# Excerpt to read start

# giant african land snails



## blitzens mum (Jul 15, 2012)

i have been looking into getting a couple for my pre school room, but dont know much about them, so could all you snail lovers put together a care sheet thread for me so that i can suss out the pro's and cons
many thanks


----------



## rose (Apr 29, 2009)

My daughter has had a land snail for about 3 years. Easy to keep (boring!) 
Eat greens/biscuit, cuttlefish for their shell health. need water to lay in and drink. Bedding (coconut husk) inside of glass tank needs spraying few times a week. Tank gets slimy which is hard to get off. they hibernate for months, just leave somewhere at room temperature. You shouldnt really keep more than one in a tank as they breed and lay hundreds of eggs which have to be removed and frozen to kill them otherwise you will be overun!! Good luck !

# Excerpt to read end

Given problem 1:
Quote the lines of the records from the line containing "coupon-label: 쿠폰받기: [907, 1408, 1007, 1439]" through the line containing "reviews-link[interactable]: 1개 리뷰", inclusive, and nothing else.
The records that follow have no connection to the thread on giant African land snails.

# Material supplied start

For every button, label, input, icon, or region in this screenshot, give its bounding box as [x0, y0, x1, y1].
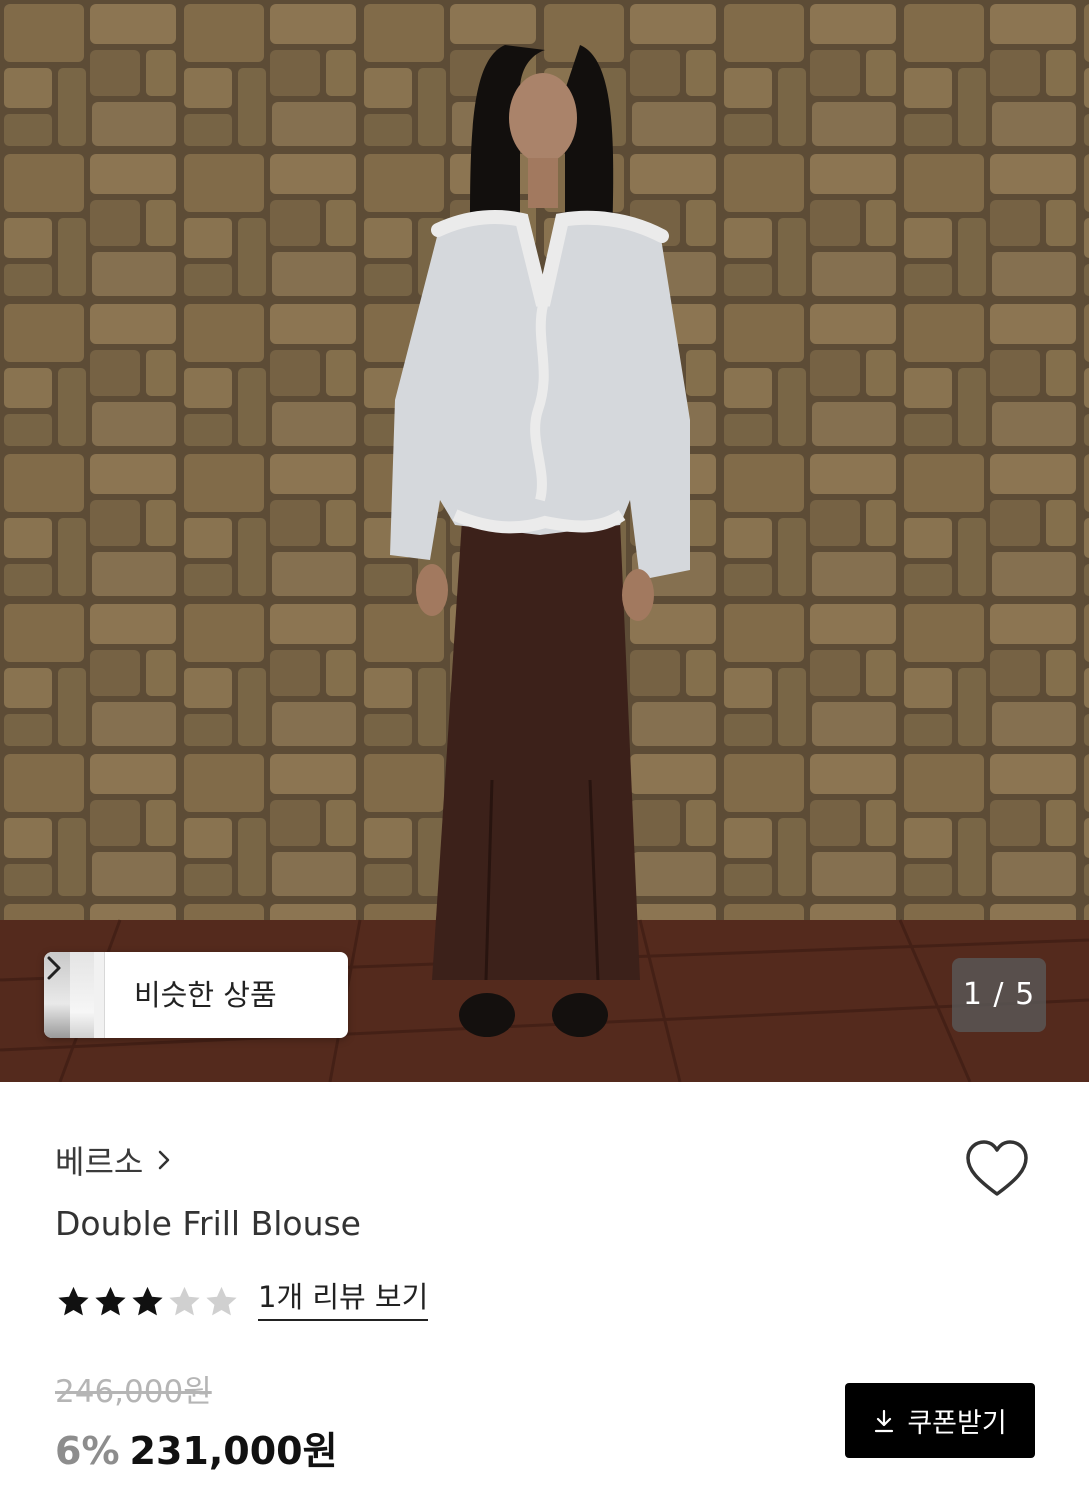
coupon-label: 쿠폰받기: [907, 1408, 1007, 1439]
chevron-right-icon: [47, 956, 61, 980]
star-empty-icon: [169, 1286, 200, 1315]
download-coupon-button[interactable]: 쿠폰받기: [845, 1383, 1035, 1458]
discount-rate: 6%: [55, 1429, 120, 1473]
rating-row: 1개 리뷰 보기: [55, 1278, 429, 1324]
original-price: 246,000원: [55, 1374, 212, 1410]
star-empty-icon: [206, 1286, 237, 1315]
image-page-counter: 1 / 5: [952, 958, 1046, 1032]
brand-name: 베르소: [55, 1143, 144, 1181]
brand-link[interactable]: 베르소: [55, 1138, 171, 1182]
price-row: 6% 231,000원: [55, 1420, 338, 1475]
similar-products-label: 비슷한 상품: [134, 978, 277, 1012]
star-filled-icon: [95, 1286, 126, 1315]
product-photo: [0, 0, 1089, 1082]
reviews-link[interactable]: 1개 리뷰 보기: [258, 1281, 429, 1321]
rating-stars: [55, 1283, 240, 1320]
star-filled-icon: [58, 1286, 89, 1315]
download-icon: [875, 1409, 894, 1432]
chevron-right-icon: [159, 1150, 170, 1170]
heart-icon[interactable]: [964, 1138, 1030, 1200]
product-image-carousel[interactable]: 비슷한 상품 1 / 5: [0, 0, 1089, 1082]
similar-products-button[interactable]: 비슷한 상품: [44, 952, 348, 1038]
product-title: Double Frill Blouse: [55, 1204, 361, 1243]
star-filled-icon: [132, 1286, 163, 1315]
final-price: 231,000원: [129, 1429, 338, 1473]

# Material supplied end

Given problem 2:
Print the passage of the snail thread between "Eat greens/biscuit, cuttlefish" and "Good luck !", inclusive.

Finished answer 1:
coupon-label: 쿠폰받기: [907, 1408, 1007, 1439]
chevron-right-icon: [47, 956, 61, 980]
star-empty-icon: [169, 1286, 200, 1315]
download-coupon-button[interactable]: 쿠폰받기: [845, 1383, 1035, 1458]
discount-rate: 6%: [55, 1429, 120, 1473]
rating-row: 1개 리뷰 보기: [55, 1278, 429, 1324]
original-price: 246,000원: [55, 1374, 212, 1410]
star-empty-icon: [206, 1286, 237, 1315]
image-page-counter: 1 / 5: [952, 958, 1046, 1032]
brand-name: 베르소: [55, 1143, 144, 1181]
brand-link[interactable]: 베르소: [55, 1138, 171, 1182]
price-row: 6% 231,000원: [55, 1420, 338, 1475]
similar-products-label: 비슷한 상품: [134, 978, 277, 1012]
star-filled-icon: [95, 1286, 126, 1315]
product-photo: [0, 0, 1089, 1082]
reviews-link[interactable]: 1개 리뷰 보기: [258, 1281, 429, 1321]

Finished answer 2:
Eat greens/biscuit, cuttlefish for their shell health. need water to lay in and drink. Bedding (coconut husk) inside of glass tank needs spraying few times a week. Tank gets slimy which is hard to get off. they hibernate for months, just leave somewhere at room temperature. You shouldnt really keep more than one in a tank as they breed and lay hundreds of eggs which have to be removed and frozen to kill them otherwise you will be overun!! Good luck !